From the listing below, pull out all lines with "votaría" in them.

━━━ Input material

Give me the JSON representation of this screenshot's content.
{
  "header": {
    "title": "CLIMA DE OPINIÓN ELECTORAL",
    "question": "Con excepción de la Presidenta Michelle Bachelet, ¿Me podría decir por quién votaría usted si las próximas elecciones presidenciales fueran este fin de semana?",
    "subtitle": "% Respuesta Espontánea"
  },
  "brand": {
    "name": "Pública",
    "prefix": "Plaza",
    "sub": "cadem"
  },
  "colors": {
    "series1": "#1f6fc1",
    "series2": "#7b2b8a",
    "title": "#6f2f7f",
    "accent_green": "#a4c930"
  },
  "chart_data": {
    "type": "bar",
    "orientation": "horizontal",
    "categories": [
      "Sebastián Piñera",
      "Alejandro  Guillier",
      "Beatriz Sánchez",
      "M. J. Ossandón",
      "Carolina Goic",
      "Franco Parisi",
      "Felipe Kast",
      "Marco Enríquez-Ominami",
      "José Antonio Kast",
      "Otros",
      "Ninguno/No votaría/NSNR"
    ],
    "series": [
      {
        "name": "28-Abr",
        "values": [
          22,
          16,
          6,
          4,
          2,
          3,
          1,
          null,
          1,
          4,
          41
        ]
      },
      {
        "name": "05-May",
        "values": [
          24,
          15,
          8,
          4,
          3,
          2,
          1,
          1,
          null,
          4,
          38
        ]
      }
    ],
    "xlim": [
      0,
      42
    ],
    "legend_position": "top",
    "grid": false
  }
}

━━━━━━

**Final result**
    "question": "Con excepción de la Presidenta Michelle Bachelet, ¿Me podría decir por quién votaría usted si las próximas elecciones presidenciales fueran este fin de semana?",
      "Ninguno/No votaría/NSNR"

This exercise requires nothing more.